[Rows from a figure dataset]
********

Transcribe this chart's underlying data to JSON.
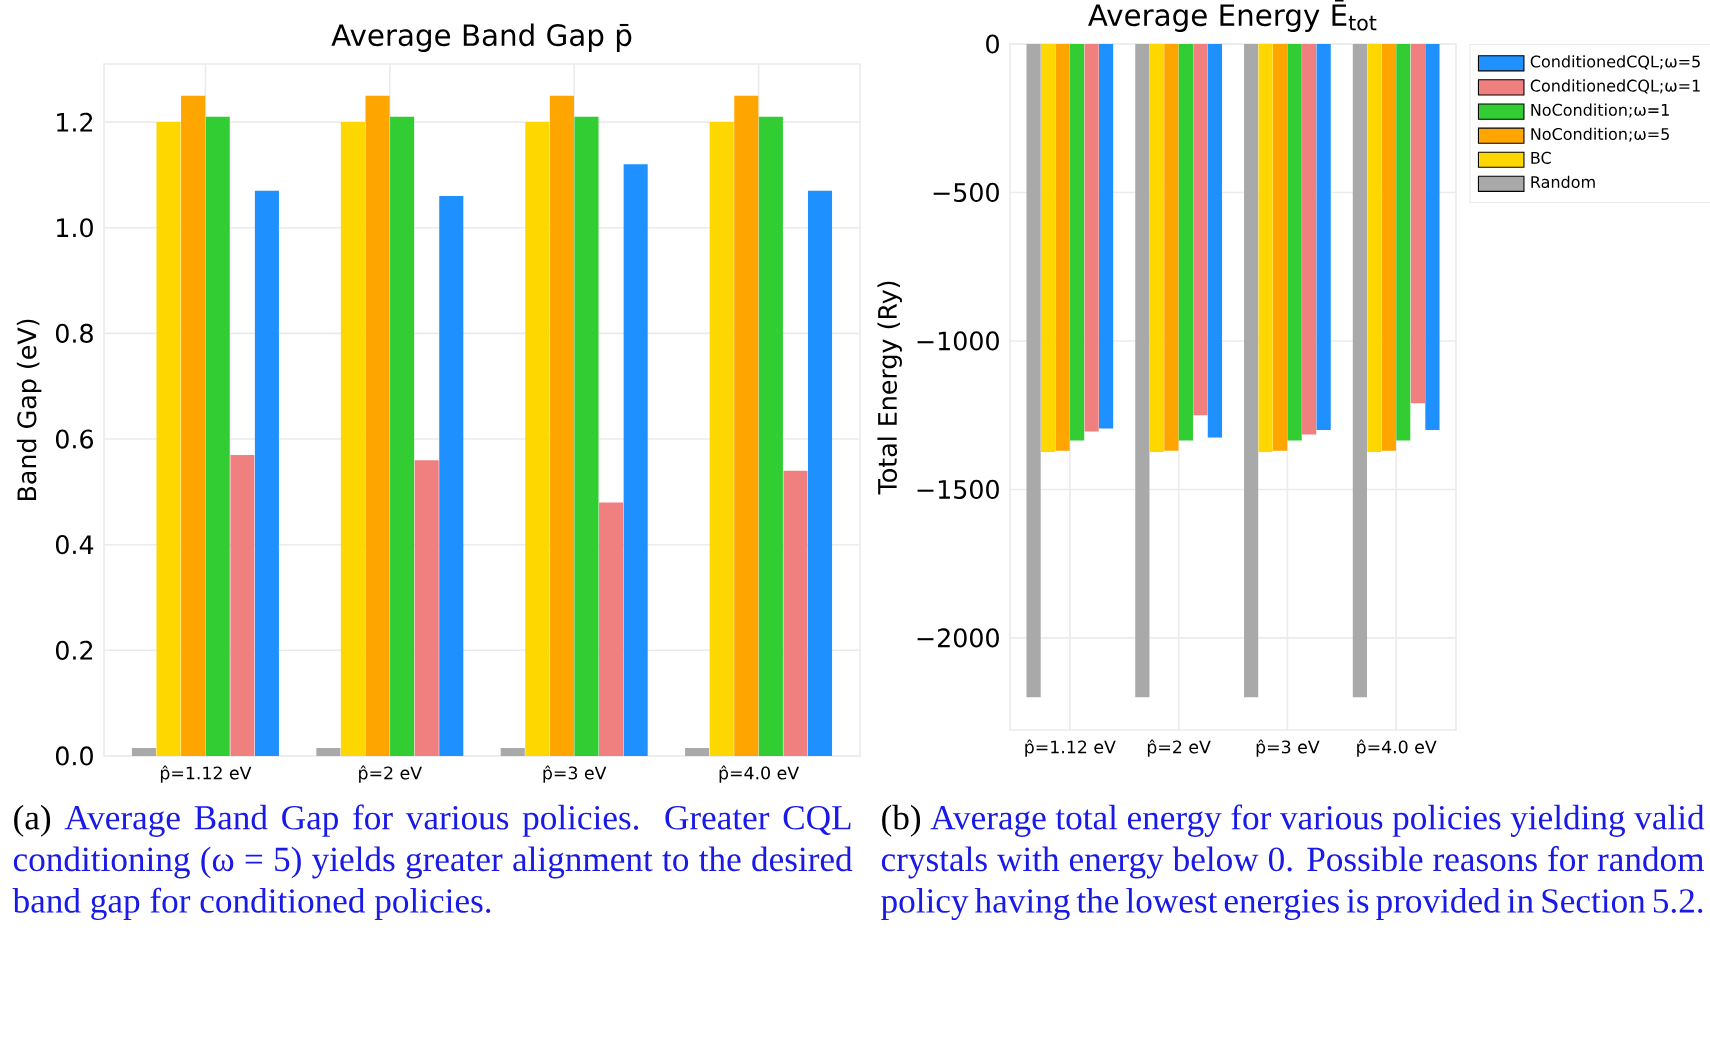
{
  "chart_data": [
    {
      "type": "bar",
      "title": "Average Band Gap p̄",
      "ylabel": "Band Gap (eV)",
      "categories": [
        "p̂=1.12 eV",
        "p̂=2 eV",
        "p̂=3 eV",
        "p̂=4.0 eV"
      ],
      "series": [
        {
          "color": "#a9a9a9",
          "values": [
            0.015,
            0.015,
            0.015,
            0.015
          ]
        },
        {
          "color": "#ffd700",
          "values": [
            1.2,
            1.2,
            1.2,
            1.2
          ]
        },
        {
          "color": "#ffa500",
          "values": [
            1.25,
            1.25,
            1.25,
            1.25
          ]
        },
        {
          "color": "#32cd32",
          "values": [
            1.21,
            1.21,
            1.21,
            1.21
          ]
        },
        {
          "color": "#f08080",
          "values": [
            0.57,
            0.56,
            0.48,
            0.54
          ]
        },
        {
          "color": "#1e90ff",
          "values": [
            1.07,
            1.06,
            1.12,
            1.07
          ]
        }
      ],
      "ylim": [
        0,
        1.31
      ],
      "yticks": [
        {
          "value": 0,
          "label": "0.0"
        },
        {
          "value": 0.2,
          "label": "0.2"
        },
        {
          "value": 0.4,
          "label": "0.4"
        },
        {
          "value": 0.6,
          "label": "0.6"
        },
        {
          "value": 0.8,
          "label": "0.8"
        },
        {
          "value": 1,
          "label": "1.0"
        },
        {
          "value": 1.2,
          "label": "1.2"
        }
      ],
      "grid": true,
      "annotations": [
        "(a)",
        "Average Band Gap for various policies. Greater CQL conditioning (ω = 5) yields greater alignment to the desired band gap for conditioned policies."
      ]
    },
    {
      "type": "bar",
      "title": "Average Energy Ē$_{tot}$",
      "ylabel": "Total Energy (Ry)",
      "categories": [
        "p̂=1.12 eV",
        "p̂=2 eV",
        "p̂=3 eV",
        "p̂=4.0 eV"
      ],
      "series": [
        {
          "name": "Random",
          "color": "#a9a9a9",
          "values": [
            -2200,
            -2200,
            -2200,
            -2200
          ]
        },
        {
          "name": "BC",
          "color": "#ffd700",
          "values": [
            -1375,
            -1375,
            -1375,
            -1375
          ]
        },
        {
          "name": "NoCondition;ω=5",
          "color": "#ffa500",
          "values": [
            -1370,
            -1370,
            -1370,
            -1370
          ]
        },
        {
          "name": "NoCondition;ω=1",
          "color": "#32cd32",
          "values": [
            -1335,
            -1335,
            -1335,
            -1335
          ]
        },
        {
          "name": "ConditionedCQL;ω=1",
          "color": "#f08080",
          "values": [
            -1305,
            -1250,
            -1315,
            -1210
          ]
        },
        {
          "name": "ConditionedCQL;ω=5",
          "color": "#1e90ff",
          "values": [
            -1295,
            -1325,
            -1300,
            -1300
          ]
        }
      ],
      "ylim": [
        -2310,
        0
      ],
      "yticks": [
        {
          "value": -2000,
          "label": "−2000"
        },
        {
          "value": -1500,
          "label": "−1500"
        },
        {
          "value": -1000,
          "label": "−1000"
        },
        {
          "value": -500,
          "label": "−500"
        },
        0
      ],
      "grid": true,
      "legend": "right",
      "annotations": [
        "(b)",
        "Average total energy for various policies yielding valid crystals with energy below 0. Possible reasons for random policy having the lowest energies is provided in Section 5.2."
      ]
    }
  ]
}
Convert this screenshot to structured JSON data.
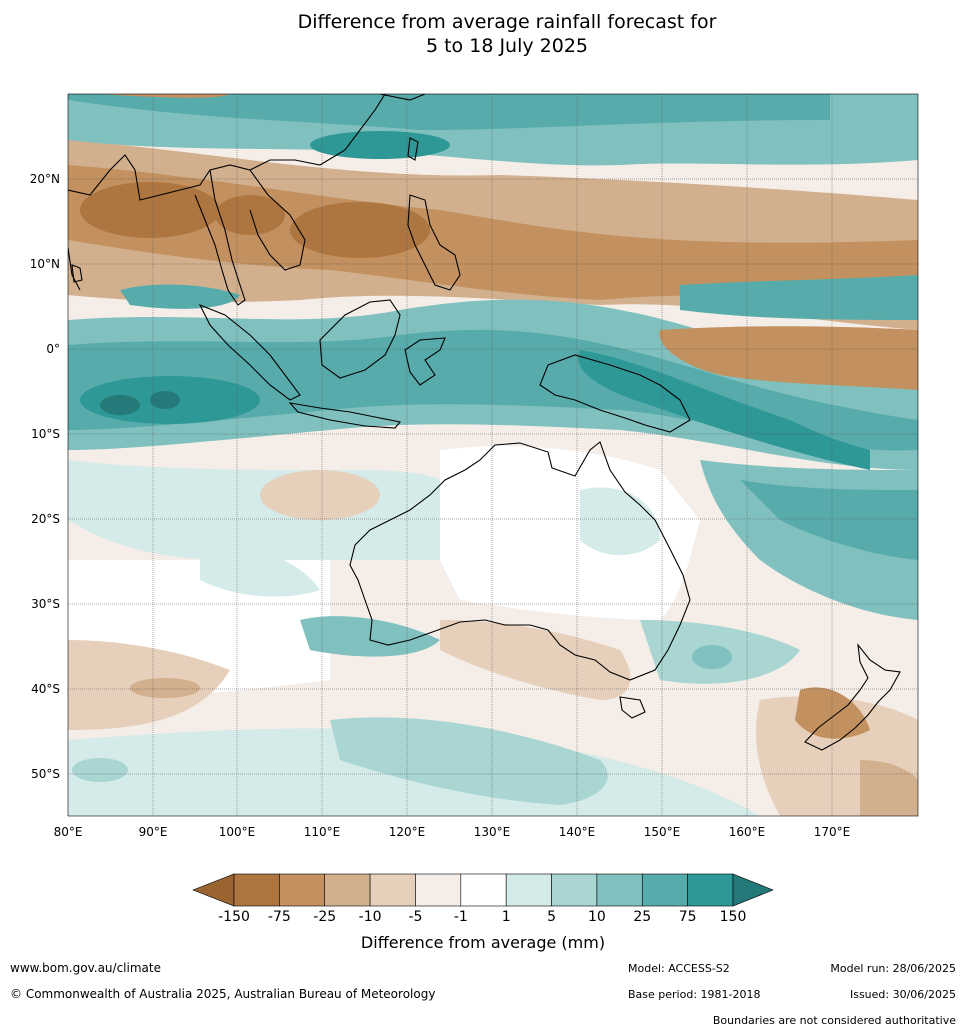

********

→ **Requirement**:
All records should be output exactly, with the pictures left out.

→ **Solution**:
Transcribe this chart's underlying data to JSON.
{
  "chart_data": [
    {
      "type": "bar",
      "title": "Average Band Gap p̄",
      "ylabel": "Band Gap (eV)",
      "categories": [
        "p̂=1.12 eV",
        "p̂=2 eV",
        "p̂=3 eV",
        "p̂=4.0 eV"
      ],
      "series": [
        {
          "color": "#a9a9a9",
          "values": [
            0.015,
            0.015,
            0.015,
            0.015
          ]
        },
        {
          "color": "#ffd700",
          "values": [
            1.2,
            1.2,
            1.2,
            1.2
          ]
        },
        {
          "color": "#ffa500",
          "values": [
            1.25,
            1.25,
            1.25,
            1.25
          ]
        },
        {
          "color": "#32cd32",
          "values": [
            1.21,
            1.21,
            1.21,
            1.21
          ]
        },
        {
          "color": "#f08080",
          "values": [
            0.57,
            0.56,
            0.48,
            0.54
          ]
        },
        {
          "color": "#1e90ff",
          "values": [
            1.07,
            1.06,
            1.12,
            1.07
          ]
        }
      ],
      "ylim": [
        0,
        1.31
      ],
      "yticks": [
        {
          "value": 0,
          "label": "0.0"
        },
        {
          "value": 0.2,
          "label": "0.2"
        },
        {
          "value": 0.4,
          "label": "0.4"
        },
        {
          "value": 0.6,
          "label": "0.6"
        },
        {
          "value": 0.8,
          "label": "0.8"
        },
        {
          "value": 1,
          "label": "1.0"
        },
        {
          "value": 1.2,
          "label": "1.2"
        }
      ],
      "grid": true,
      "annotations": [
        "(a)",
        "Average Band Gap for various policies. Greater CQL conditioning (ω = 5) yields greater alignment to the desired band gap for conditioned policies."
      ]
    },
    {
      "type": "bar",
      "title": "Average Energy Ē$_{tot}$",
      "ylabel": "Total Energy (Ry)",
      "categories": [
        "p̂=1.12 eV",
        "p̂=2 eV",
        "p̂=3 eV",
        "p̂=4.0 eV"
      ],
      "series": [
        {
          "name": "Random",
          "color": "#a9a9a9",
          "values": [
            -2200,
            -2200,
            -2200,
            -2200
          ]
        },
        {
          "name": "BC",
          "color": "#ffd700",
          "values": [
            -1375,
            -1375,
            -1375,
            -1375
          ]
        },
        {
          "name": "NoCondition;ω=5",
          "color": "#ffa500",
          "values": [
            -1370,
            -1370,
            -1370,
            -1370
          ]
        },
        {
          "name": "NoCondition;ω=1",
          "color": "#32cd32",
          "values": [
            -1335,
            -1335,
            -1335,
            -1335
          ]
        },
        {
          "name": "ConditionedCQL;ω=1",
          "color": "#f08080",
          "values": [
            -1305,
            -1250,
            -1315,
            -1210
          ]
        },
        {
          "name": "ConditionedCQL;ω=5",
          "color": "#1e90ff",
          "values": [
            -1295,
            -1325,
            -1300,
            -1300
          ]
        }
      ],
      "ylim": [
        -2310,
        0
      ],
      "yticks": [
        {
          "value": -2000,
          "label": "−2000"
        },
        {
          "value": -1500,
          "label": "−1500"
        },
        {
          "value": -1000,
          "label": "−1000"
        },
        {
          "value": -500,
          "label": "−500"
        },
        0
      ],
      "grid": true,
      "legend": "right",
      "annotations": [
        "(b)",
        "Average total energy for various policies yielding valid crystals with energy below 0. Possible reasons for random policy having the lowest energies is provided in Section 5.2."
      ]
    }
  ]
}
Convert this screenshot to structured JSON data.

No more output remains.